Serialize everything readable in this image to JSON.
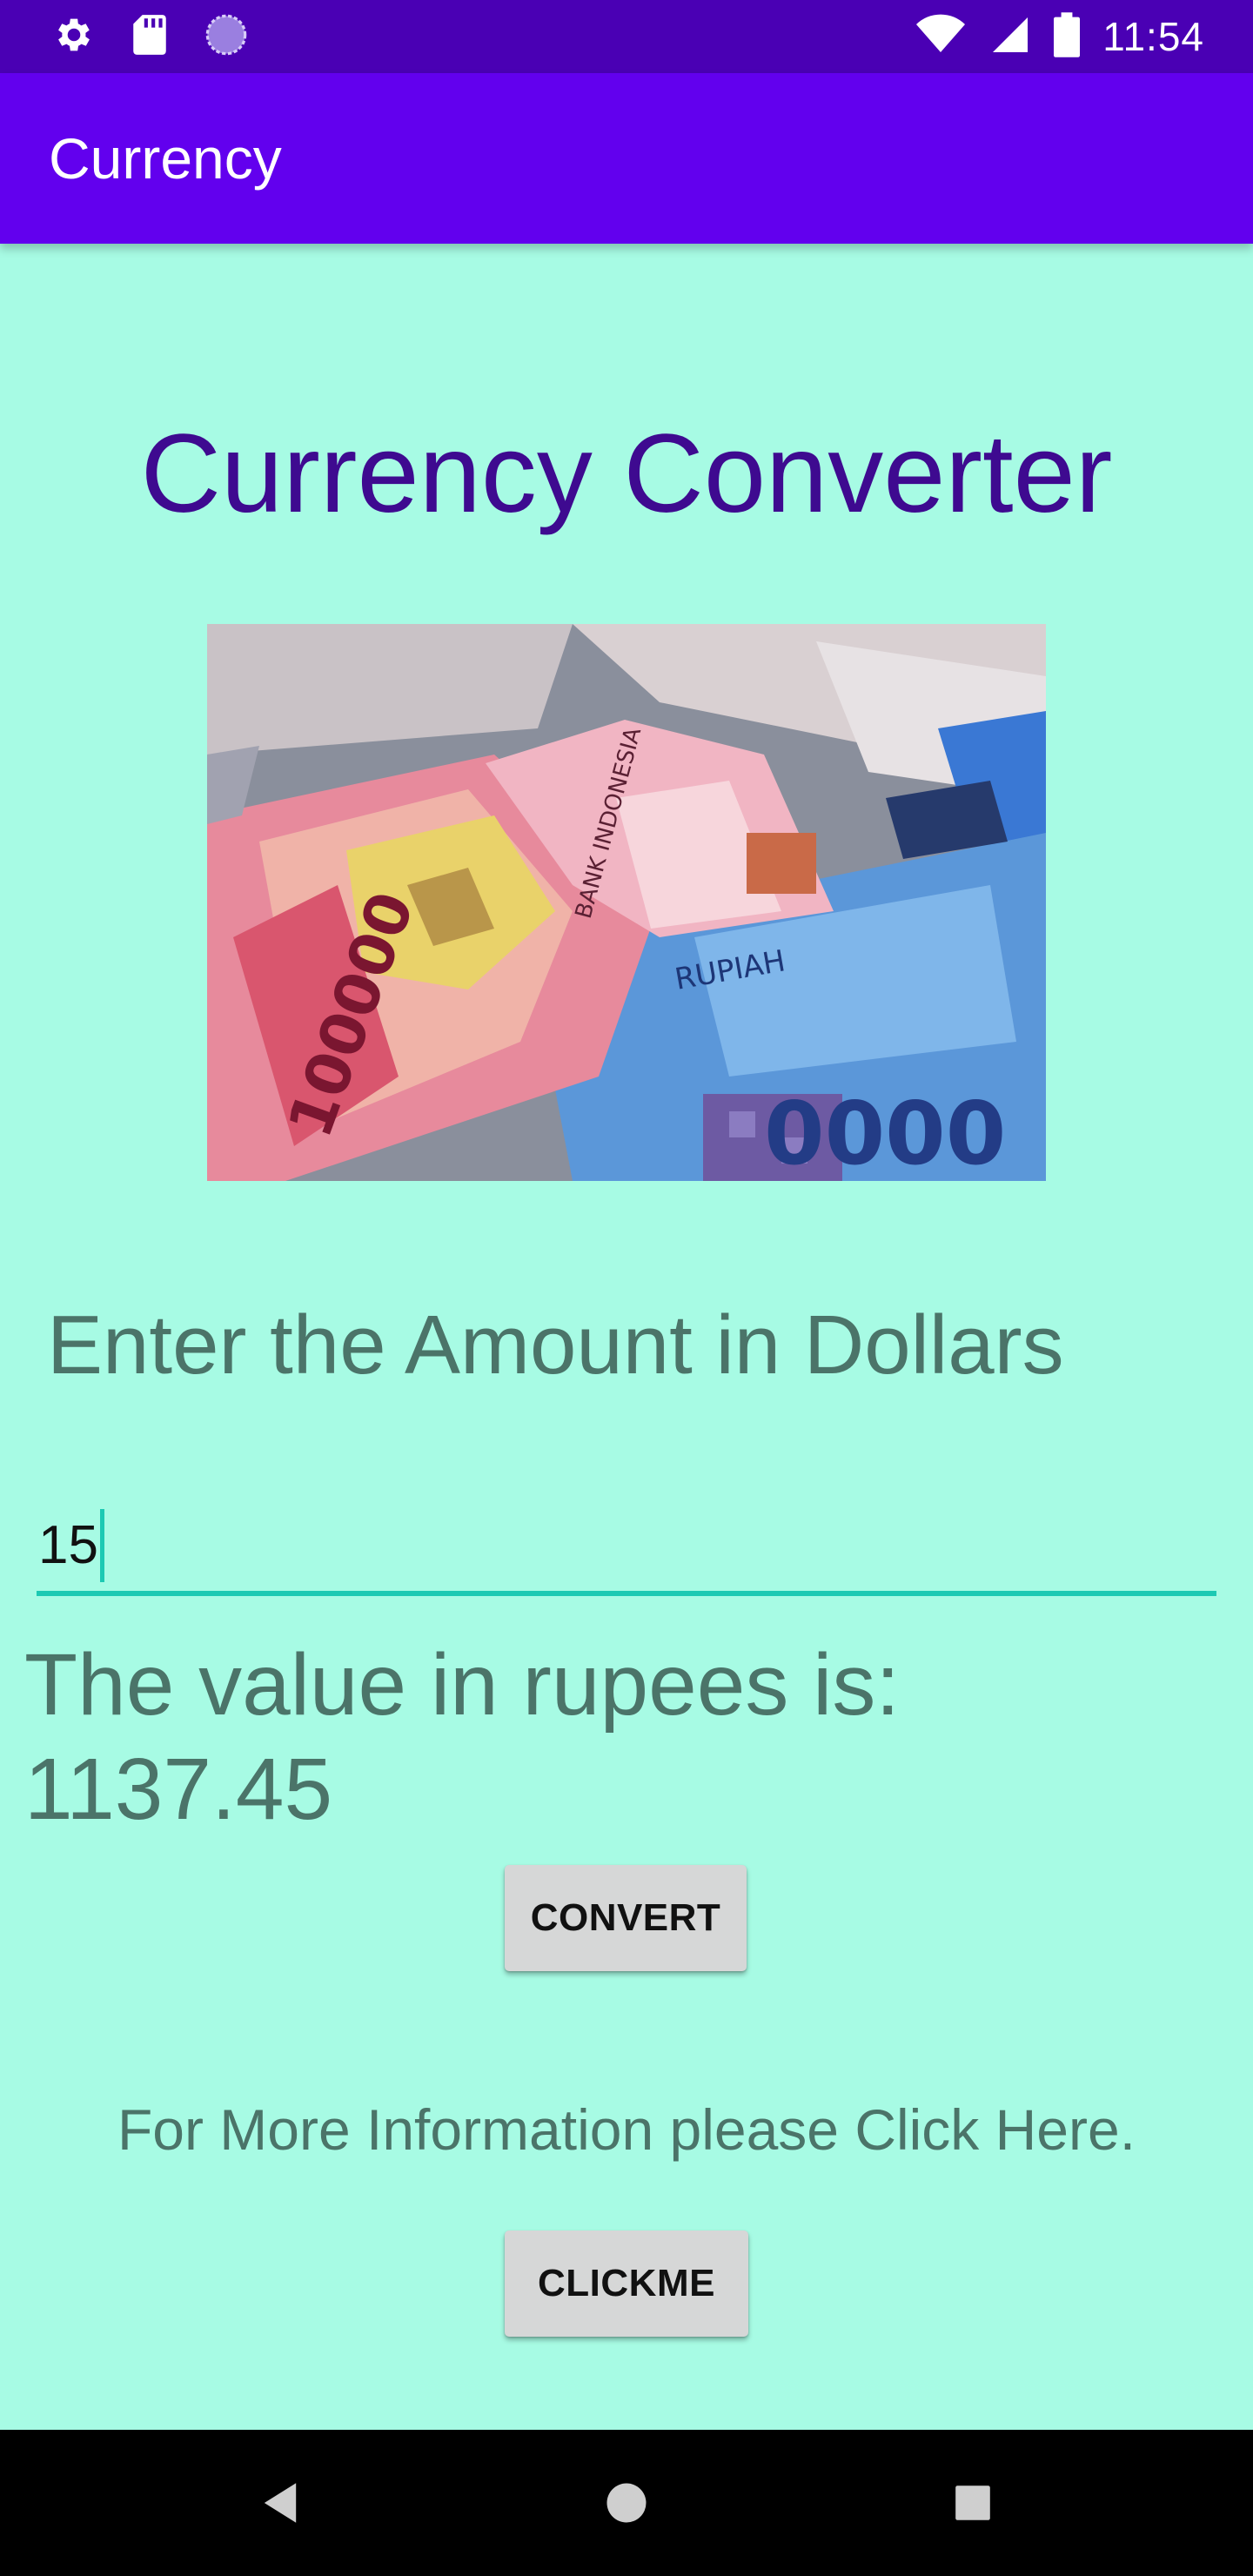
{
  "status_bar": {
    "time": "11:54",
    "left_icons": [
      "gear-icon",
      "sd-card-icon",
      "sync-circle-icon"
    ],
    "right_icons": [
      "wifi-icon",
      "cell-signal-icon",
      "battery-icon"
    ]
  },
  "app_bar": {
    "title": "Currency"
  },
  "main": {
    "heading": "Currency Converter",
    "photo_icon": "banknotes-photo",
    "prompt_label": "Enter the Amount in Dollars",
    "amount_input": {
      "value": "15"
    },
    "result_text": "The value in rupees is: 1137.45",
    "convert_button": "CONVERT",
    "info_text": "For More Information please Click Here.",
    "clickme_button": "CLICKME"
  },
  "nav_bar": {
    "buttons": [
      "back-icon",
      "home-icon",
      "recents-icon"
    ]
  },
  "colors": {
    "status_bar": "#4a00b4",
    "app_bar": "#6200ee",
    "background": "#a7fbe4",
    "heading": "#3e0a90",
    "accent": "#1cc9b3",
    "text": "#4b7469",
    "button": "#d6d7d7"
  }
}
══════
• [WRITTEN INSTRUCTION]: Keep the pictures out of the copy and return the rest of the data above exactly.

• [COMPLETED TASK]:
Serialize everything readable in this image to JSON.
{
  "status_bar": {
    "time": "11:54",
    "left_icons": [
      "gear-icon",
      "sd-card-icon",
      "sync-circle-icon"
    ],
    "right_icons": [
      "wifi-icon",
      "cell-signal-icon",
      "battery-icon"
    ]
  },
  "app_bar": {
    "title": "Currency"
  },
  "main": {
    "heading": "Currency Converter",
    "photo_icon": "banknotes-photo",
    "prompt_label": "Enter the Amount in Dollars",
    "amount_input": {
      "value": "15"
    },
    "result_text": "The value in rupees is: 1137.45",
    "convert_button": "CONVERT",
    "info_text": "For More Information please Click Here.",
    "clickme_button": "CLICKME"
  },
  "nav_bar": {
    "buttons": [
      "back-icon",
      "home-icon",
      "recents-icon"
    ]
  },
  "colors": {
    "status_bar": "#4a00b4",
    "app_bar": "#6200ee",
    "background": "#a7fbe4",
    "heading": "#3e0a90",
    "accent": "#1cc9b3",
    "text": "#4b7469",
    "button": "#d6d7d7"
  }
}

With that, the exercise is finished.